Как раз во время этих тяжелых для сердца Иоанна происшествий неожиданно произошло и событие, принесшее ему величайшее личное горе и имевшее своим последствием ряд неисчислимых бедствий для Русской земли.
Грозный царь, несдержанный и запальчивый, разгневавшись на старшего сына Ивана, в ярости ударил его в висок своим жезлом с железным наконечником, и царевич через четыре дня умер. За что разгневался государь на сына – в точности неизвестно; по-видимому, он рассердился сначала на свою сноху, жену Ивана Молодого, за то, что она, будучи нездоровой, лежала у себя в комнате в одном исподнем платье, что для знатных женщин считалось неприличным. Сын вступился за жену, ожидавшую вскоре ребенка, и был убит пришедшим в исступление от этого противоречия отцом. Конечно, горесть Иоанна была неописуема.
Смерть Ивана Молодого была великим бедствием и для Русской земли: по отзыву современников, он мог бы быть вполне достойным государем на славном, но трудном московском столе, так как отличался большим умом и твердостью духа, переходившей, по мнению некоторых, даже в жестокосердие, следовавший же за ним брат Феодор был человеком кротким, богобоязненным, но совершенно неспособным к правлению. К довершению беды, у Ивана Молодого не было детей, почему его два первых брака, с Евдокией Сабуровой и Параскевой Соловой, были расторгнуты; третья же его жена, в девицах Елена Ивановна Шереметева, родила через несколько дней после его кончины, вероятно, под влиянием пережитых потрясений, мертвого младенца.

——

**ЗАДАНИЕ:** Измените отрывок о гибели царевича Ивана: перепишите его от «Грозный царь, несдержанный» вплоть до «Иоанна была неописуема.» включительно, поставив «посохом» вместо «жезлом». Следующий материал взят из другого источника.

**ФРАГМЕНТ ИСТОЧНИКА:**

——

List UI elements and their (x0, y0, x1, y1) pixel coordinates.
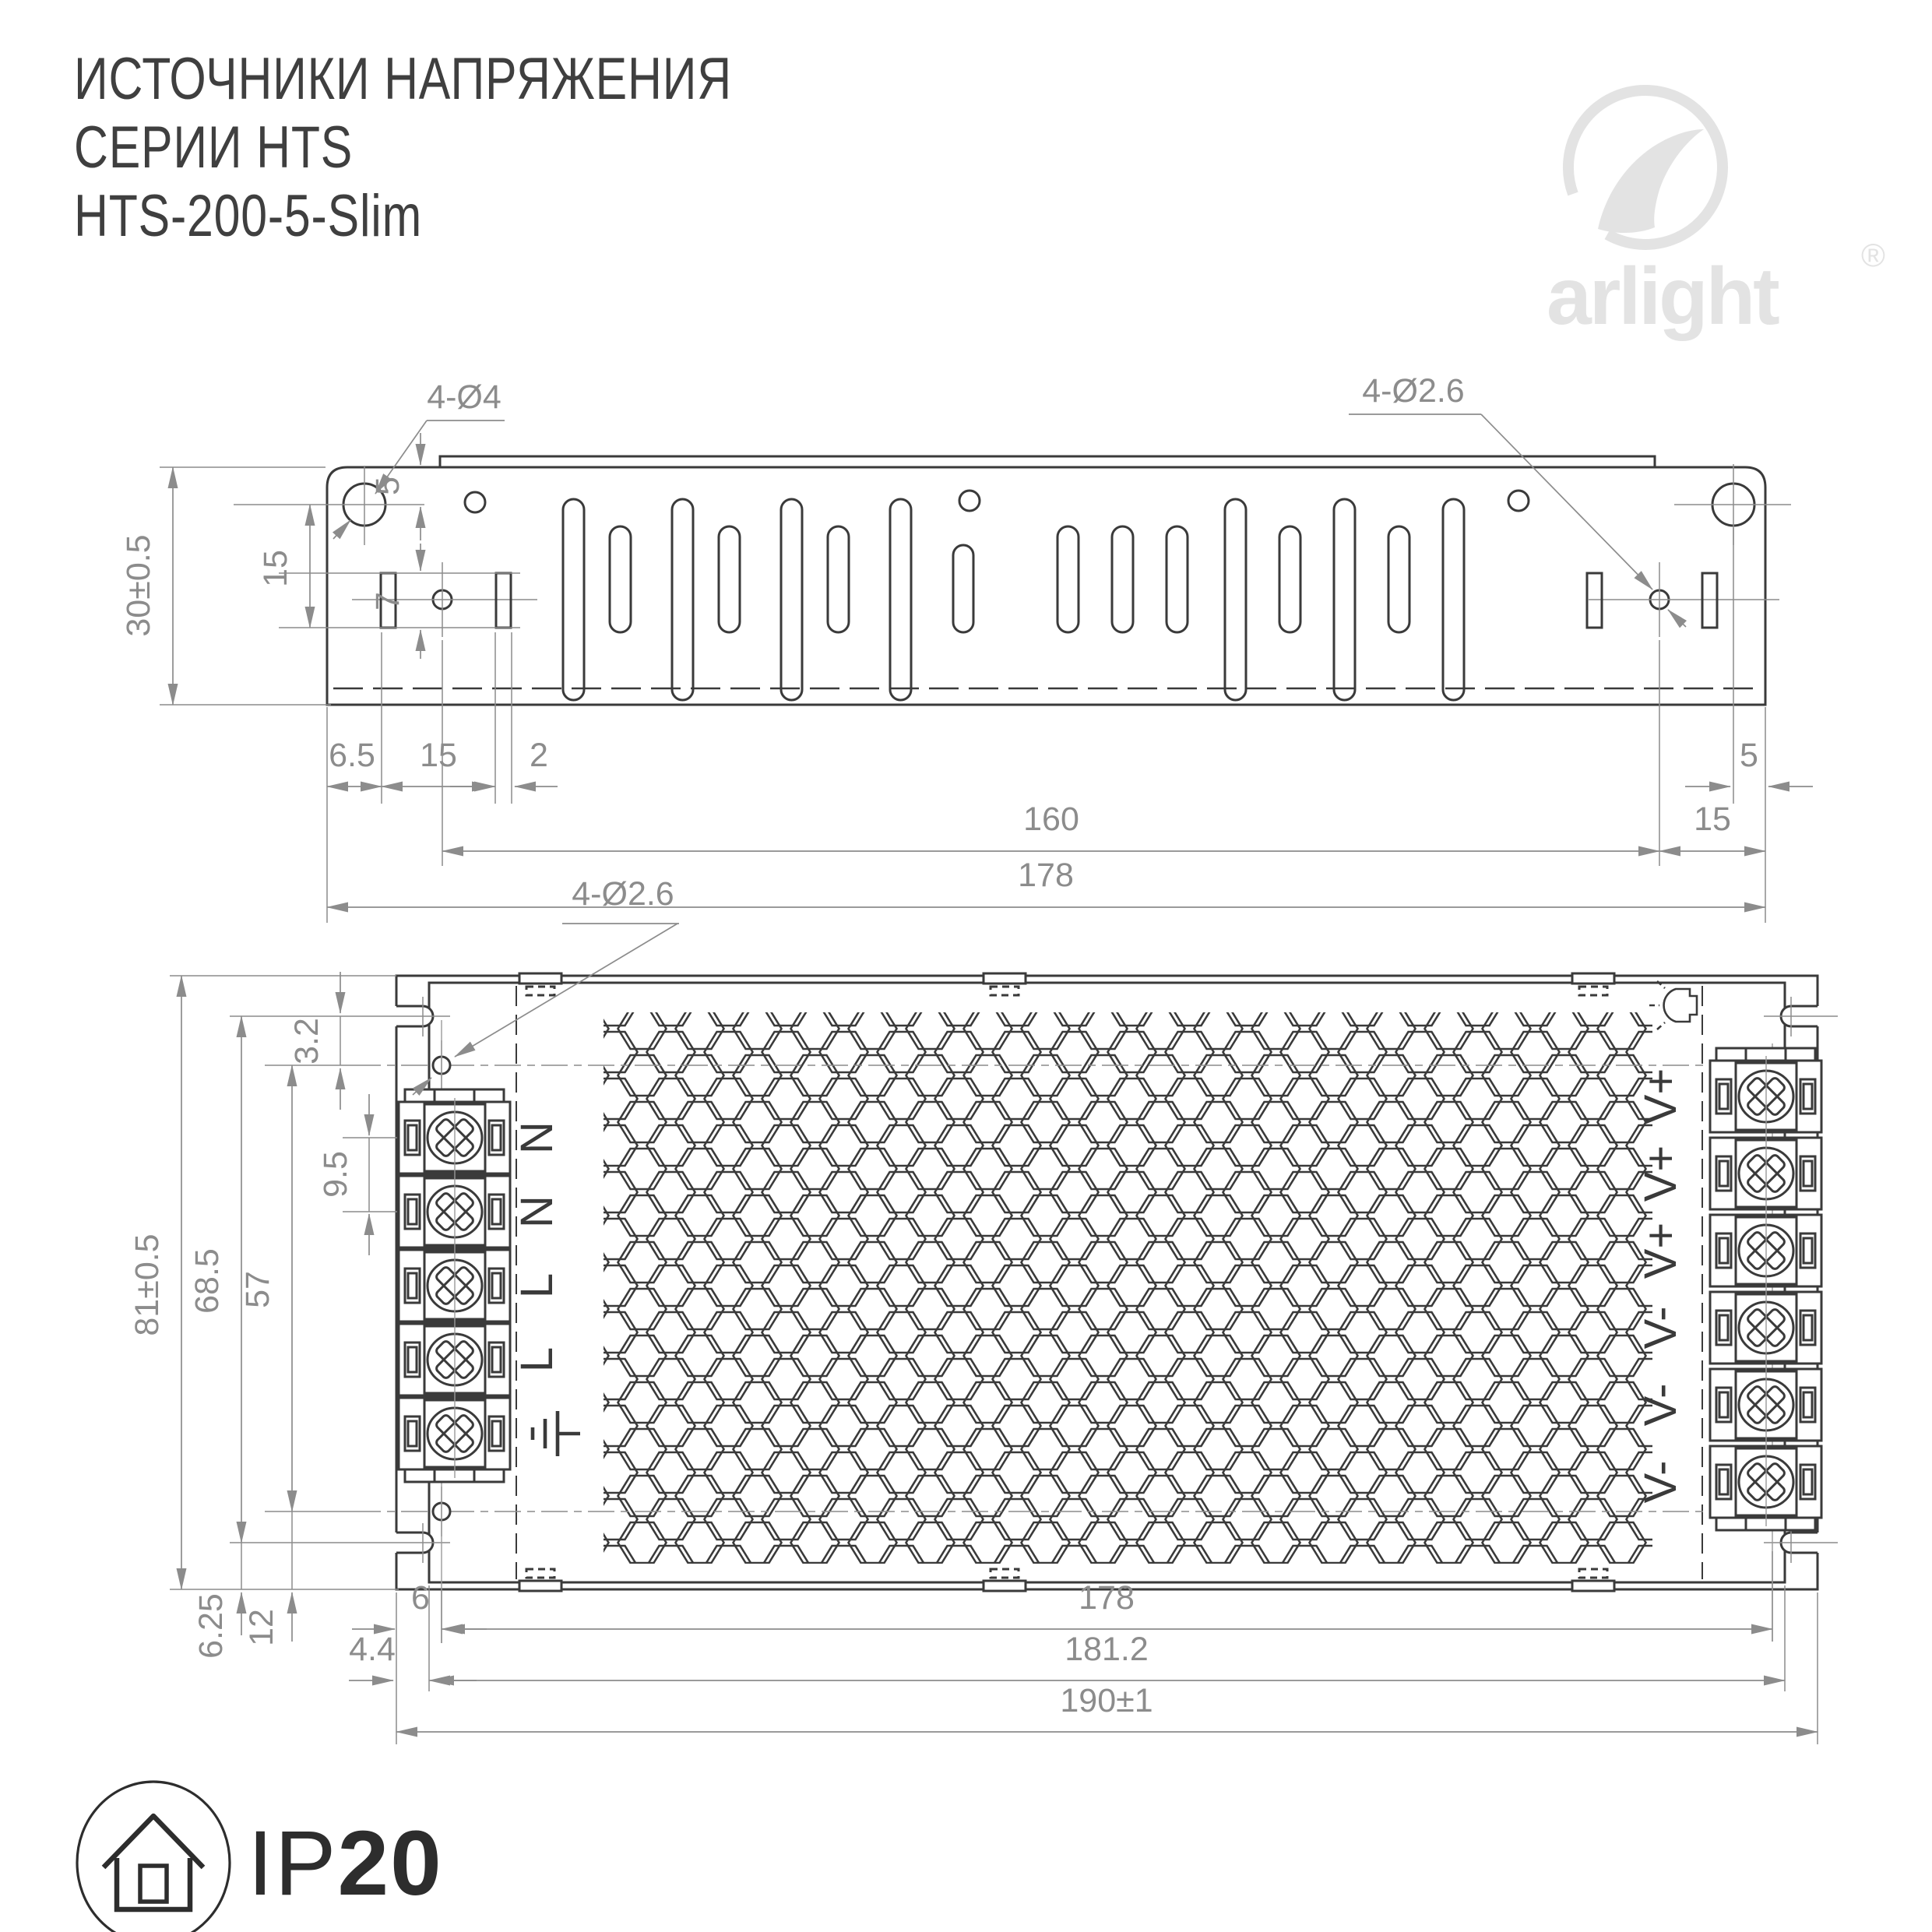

——

**ОТВЕТ:**
Грозный царь, несдержанный и запальчивый, разгневавшись на старшего сына Ивана, в ярости ударил его в висок своим посохом с железным наконечником, и царевич через четыре дня умер. За что разгневался государь на сына – в точности неизвестно; по-видимому, он рассердился сначала на свою сноху, жену Ивана Молодого, за то, что она, будучи нездоровой, лежала у себя в комнате в одном исподнем платье, что для знатных женщин считалось неприличным. Сын вступился за жену, ожидавшую вскоре ребенка, и был убит пришедшим в исступление от этого противоречия отцом. Конечно, горесть Иоанна была неописуема.